» Excerpts from a figure dataset
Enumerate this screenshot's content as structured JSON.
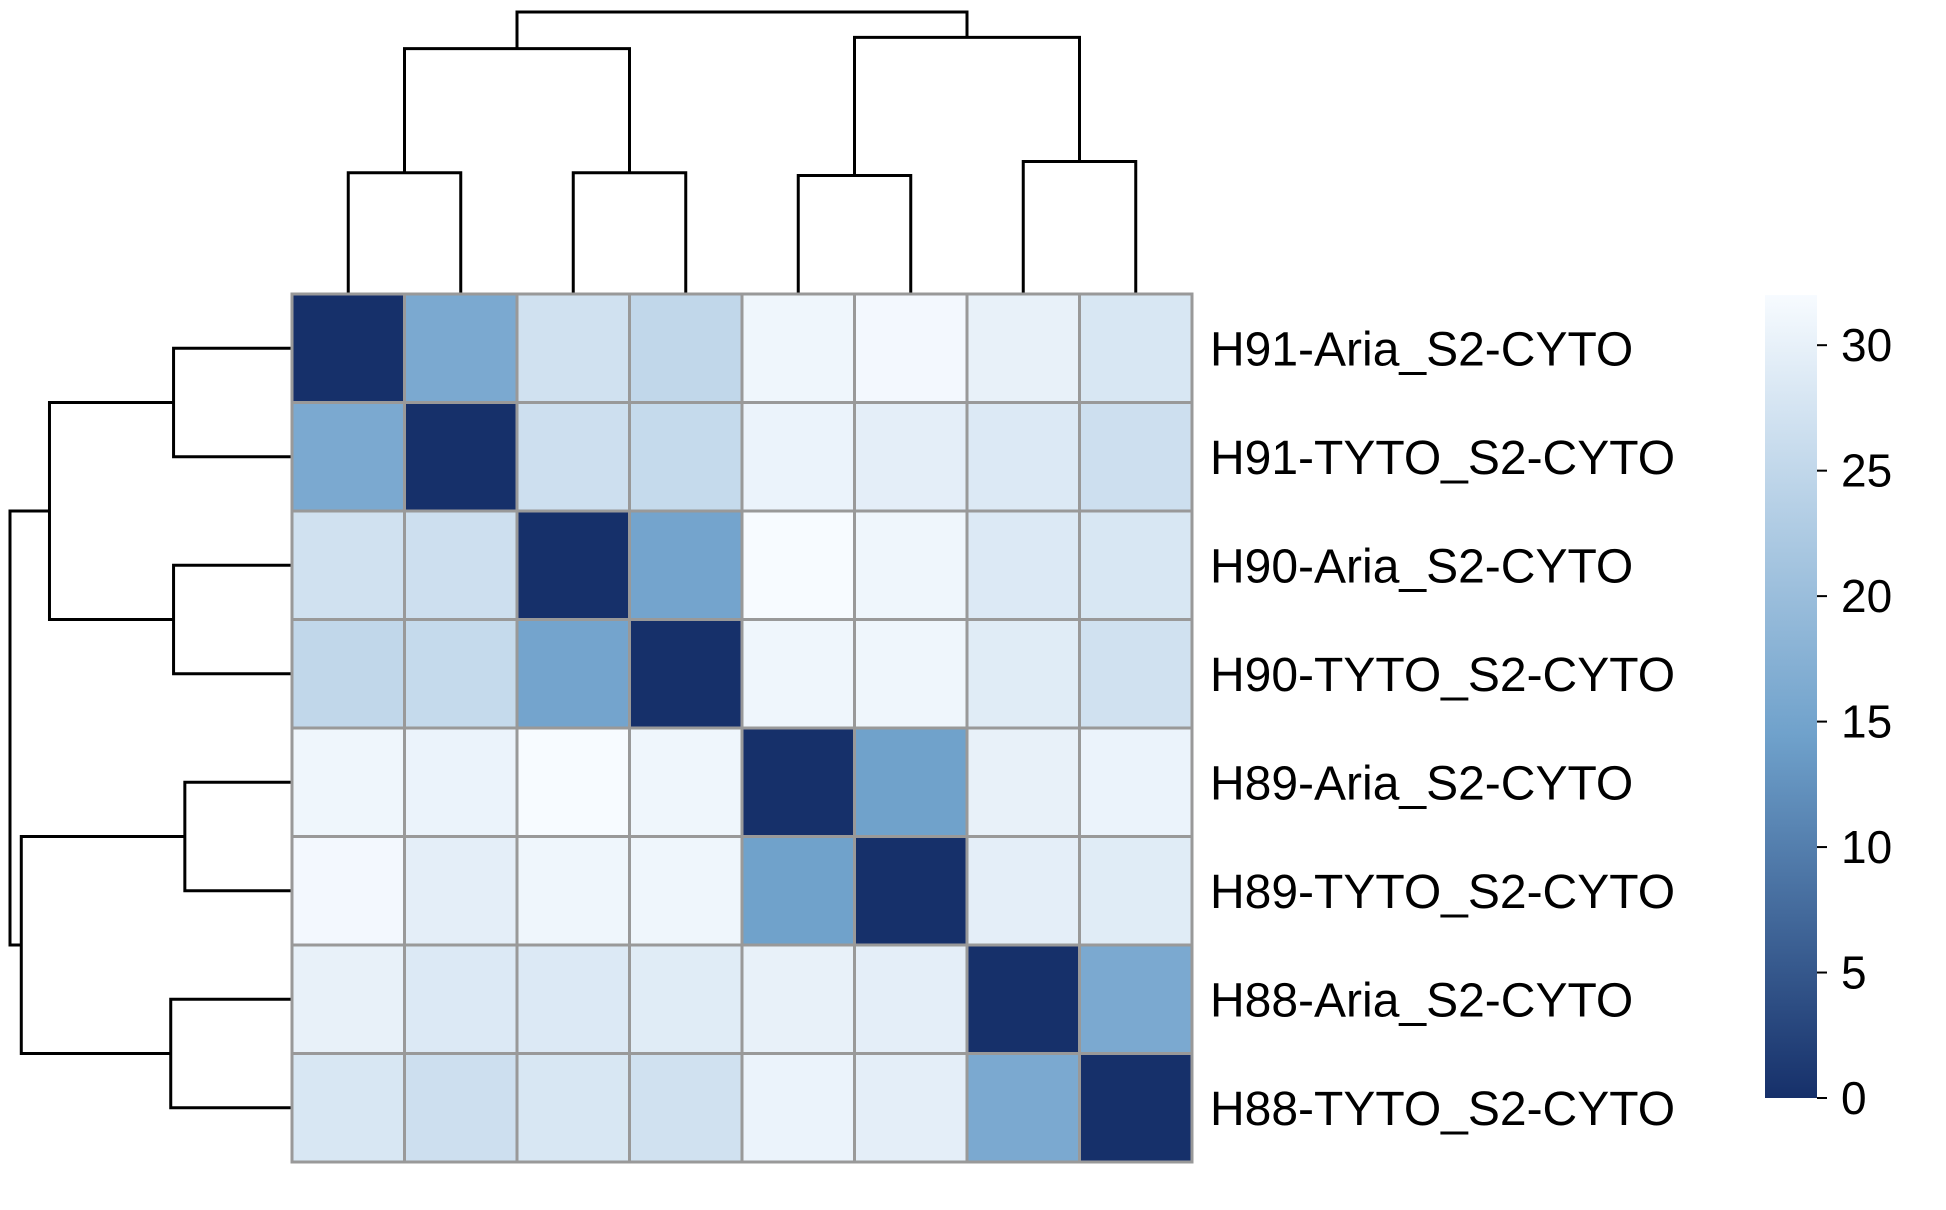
{
  "chart_data": {
    "type": "heatmap",
    "title": "",
    "xlabel": "",
    "ylabel": "",
    "rows": [
      "H91-Aria_S2-CYTO",
      "H91-TYTO_S2-CYTO",
      "H90-Aria_S2-CYTO",
      "H90-TYTO_S2-CYTO",
      "H89-Aria_S2-CYTO",
      "H89-TYTO_S2-CYTO",
      "H88-Aria_S2-CYTO",
      "H88-TYTO_S2-CYTO"
    ],
    "columns": [
      "H91-Aria_S2-CYTO",
      "H91-TYTO_S2-CYTO",
      "H90-Aria_S2-CYTO",
      "H90-TYTO_S2-CYTO",
      "H89-Aria_S2-CYTO",
      "H89-TYTO_S2-CYTO",
      "H88-Aria_S2-CYTO",
      "H88-TYTO_S2-CYTO"
    ],
    "values": [
      [
        0,
        16,
        27,
        25,
        31,
        31.5,
        30,
        28
      ],
      [
        16,
        0,
        26.5,
        25.5,
        30.5,
        29.5,
        28.5,
        26.5
      ],
      [
        27,
        26.5,
        0,
        15,
        32,
        31,
        28.5,
        28
      ],
      [
        25,
        25.5,
        15,
        0,
        31,
        31,
        29,
        27
      ],
      [
        31,
        30.5,
        32,
        31,
        0,
        14.5,
        30,
        30.5
      ],
      [
        31.5,
        29.5,
        31,
        31,
        14.5,
        0,
        29.5,
        29
      ],
      [
        30,
        28.5,
        28.5,
        29,
        30,
        29.5,
        0,
        16
      ],
      [
        28,
        26.5,
        28,
        27,
        30.5,
        29.5,
        16,
        0
      ]
    ],
    "color_scale": {
      "min": 0,
      "max": 32,
      "ticks": [
        0,
        5,
        10,
        15,
        20,
        25,
        30
      ],
      "low_color": "#16306a",
      "mid_color": "#6fa1cb",
      "high_color": "#f7fbff"
    },
    "cell_border_color": "#999999",
    "legend_position": "right",
    "column_dendrogram": [
      {
        "pair": [
          1,
          2
        ],
        "height": 0.43
      },
      {
        "pair": [
          3,
          4
        ],
        "height": 0.43
      },
      {
        "pair": [
          5,
          6
        ],
        "height": 0.42
      },
      {
        "pair": [
          7,
          8
        ],
        "height": 0.47
      },
      {
        "pair": [
          "1-2",
          "3-4"
        ],
        "height": 0.87
      },
      {
        "pair": [
          "5-6",
          "7-8"
        ],
        "height": 0.91
      },
      {
        "pair": [
          "1-4",
          "5-8"
        ],
        "height": 1.0
      }
    ],
    "row_dendrogram": [
      {
        "pair": [
          1,
          2
        ],
        "height": 0.42
      },
      {
        "pair": [
          3,
          4
        ],
        "height": 0.42
      },
      {
        "pair": [
          5,
          6
        ],
        "height": 0.38
      },
      {
        "pair": [
          7,
          8
        ],
        "height": 0.43
      },
      {
        "pair": [
          "1-2",
          "3-4"
        ],
        "height": 0.86
      },
      {
        "pair": [
          "5-6",
          "7-8"
        ],
        "height": 0.96
      },
      {
        "pair": [
          "1-4",
          "5-8"
        ],
        "height": 1.0
      }
    ]
  }
}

» WHAT IS BEING ASKED
Repeat every record above exactly, but leave out any pictures.

» TASK RESULT
Enumerate this screenshot's content as structured JSON.
{
  "chart_data": {
    "type": "heatmap",
    "title": "",
    "xlabel": "",
    "ylabel": "",
    "rows": [
      "H91-Aria_S2-CYTO",
      "H91-TYTO_S2-CYTO",
      "H90-Aria_S2-CYTO",
      "H90-TYTO_S2-CYTO",
      "H89-Aria_S2-CYTO",
      "H89-TYTO_S2-CYTO",
      "H88-Aria_S2-CYTO",
      "H88-TYTO_S2-CYTO"
    ],
    "columns": [
      "H91-Aria_S2-CYTO",
      "H91-TYTO_S2-CYTO",
      "H90-Aria_S2-CYTO",
      "H90-TYTO_S2-CYTO",
      "H89-Aria_S2-CYTO",
      "H89-TYTO_S2-CYTO",
      "H88-Aria_S2-CYTO",
      "H88-TYTO_S2-CYTO"
    ],
    "values": [
      [
        0,
        16,
        27,
        25,
        31,
        31.5,
        30,
        28
      ],
      [
        16,
        0,
        26.5,
        25.5,
        30.5,
        29.5,
        28.5,
        26.5
      ],
      [
        27,
        26.5,
        0,
        15,
        32,
        31,
        28.5,
        28
      ],
      [
        25,
        25.5,
        15,
        0,
        31,
        31,
        29,
        27
      ],
      [
        31,
        30.5,
        32,
        31,
        0,
        14.5,
        30,
        30.5
      ],
      [
        31.5,
        29.5,
        31,
        31,
        14.5,
        0,
        29.5,
        29
      ],
      [
        30,
        28.5,
        28.5,
        29,
        30,
        29.5,
        0,
        16
      ],
      [
        28,
        26.5,
        28,
        27,
        30.5,
        29.5,
        16,
        0
      ]
    ],
    "color_scale": {
      "min": 0,
      "max": 32,
      "ticks": [
        0,
        5,
        10,
        15,
        20,
        25,
        30
      ],
      "low_color": "#16306a",
      "mid_color": "#6fa1cb",
      "high_color": "#f7fbff"
    },
    "cell_border_color": "#999999",
    "legend_position": "right",
    "column_dendrogram": [
      {
        "pair": [
          1,
          2
        ],
        "height": 0.43
      },
      {
        "pair": [
          3,
          4
        ],
        "height": 0.43
      },
      {
        "pair": [
          5,
          6
        ],
        "height": 0.42
      },
      {
        "pair": [
          7,
          8
        ],
        "height": 0.47
      },
      {
        "pair": [
          "1-2",
          "3-4"
        ],
        "height": 0.87
      },
      {
        "pair": [
          "5-6",
          "7-8"
        ],
        "height": 0.91
      },
      {
        "pair": [
          "1-4",
          "5-8"
        ],
        "height": 1.0
      }
    ],
    "row_dendrogram": [
      {
        "pair": [
          1,
          2
        ],
        "height": 0.42
      },
      {
        "pair": [
          3,
          4
        ],
        "height": 0.42
      },
      {
        "pair": [
          5,
          6
        ],
        "height": 0.38
      },
      {
        "pair": [
          7,
          8
        ],
        "height": 0.43
      },
      {
        "pair": [
          "1-2",
          "3-4"
        ],
        "height": 0.86
      },
      {
        "pair": [
          "5-6",
          "7-8"
        ],
        "height": 0.96
      },
      {
        "pair": [
          "1-4",
          "5-8"
        ],
        "height": 1.0
      }
    ]
  }
}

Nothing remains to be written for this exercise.